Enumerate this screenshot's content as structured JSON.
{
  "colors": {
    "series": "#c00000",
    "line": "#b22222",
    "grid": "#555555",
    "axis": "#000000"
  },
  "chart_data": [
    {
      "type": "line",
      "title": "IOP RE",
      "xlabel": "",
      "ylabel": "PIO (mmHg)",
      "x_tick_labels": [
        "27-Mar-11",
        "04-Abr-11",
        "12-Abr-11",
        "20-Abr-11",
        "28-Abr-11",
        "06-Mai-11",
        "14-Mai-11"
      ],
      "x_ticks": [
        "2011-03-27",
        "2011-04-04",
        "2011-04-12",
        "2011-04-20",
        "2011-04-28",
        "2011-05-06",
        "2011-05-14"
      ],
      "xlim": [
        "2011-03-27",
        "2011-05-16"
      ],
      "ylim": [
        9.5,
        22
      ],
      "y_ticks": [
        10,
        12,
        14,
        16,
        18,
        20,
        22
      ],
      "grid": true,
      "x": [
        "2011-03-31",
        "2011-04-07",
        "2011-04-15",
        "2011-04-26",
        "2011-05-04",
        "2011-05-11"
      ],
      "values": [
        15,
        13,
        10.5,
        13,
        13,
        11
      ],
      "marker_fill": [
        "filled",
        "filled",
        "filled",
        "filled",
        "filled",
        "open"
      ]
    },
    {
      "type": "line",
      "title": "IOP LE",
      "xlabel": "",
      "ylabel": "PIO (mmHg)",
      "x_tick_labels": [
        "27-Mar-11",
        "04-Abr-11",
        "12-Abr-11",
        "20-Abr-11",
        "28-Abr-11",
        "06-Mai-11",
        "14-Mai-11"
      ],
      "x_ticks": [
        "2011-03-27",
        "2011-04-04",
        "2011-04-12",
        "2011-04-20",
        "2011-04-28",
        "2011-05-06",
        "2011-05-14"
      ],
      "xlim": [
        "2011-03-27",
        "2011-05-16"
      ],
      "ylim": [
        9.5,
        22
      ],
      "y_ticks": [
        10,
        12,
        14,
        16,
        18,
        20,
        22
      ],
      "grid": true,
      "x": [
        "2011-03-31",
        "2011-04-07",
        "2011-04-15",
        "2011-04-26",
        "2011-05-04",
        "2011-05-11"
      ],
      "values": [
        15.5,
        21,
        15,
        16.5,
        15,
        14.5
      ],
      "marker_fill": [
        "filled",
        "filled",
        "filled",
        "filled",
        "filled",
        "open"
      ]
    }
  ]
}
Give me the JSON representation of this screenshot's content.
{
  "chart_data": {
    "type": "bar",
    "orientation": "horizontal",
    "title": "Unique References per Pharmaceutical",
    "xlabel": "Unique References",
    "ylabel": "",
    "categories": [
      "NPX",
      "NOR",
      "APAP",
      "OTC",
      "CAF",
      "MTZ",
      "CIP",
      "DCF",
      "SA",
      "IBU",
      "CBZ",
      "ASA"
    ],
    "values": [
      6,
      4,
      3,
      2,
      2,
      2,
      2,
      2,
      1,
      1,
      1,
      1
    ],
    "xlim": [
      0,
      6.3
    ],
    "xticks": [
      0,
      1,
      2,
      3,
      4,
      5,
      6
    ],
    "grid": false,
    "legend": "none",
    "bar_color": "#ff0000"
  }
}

========

In the records above, find the lines containing "JSON" and copy them.

Enumerate this screenshot's content as structured JSON.
Give me the JSON representation of this screenshot's content.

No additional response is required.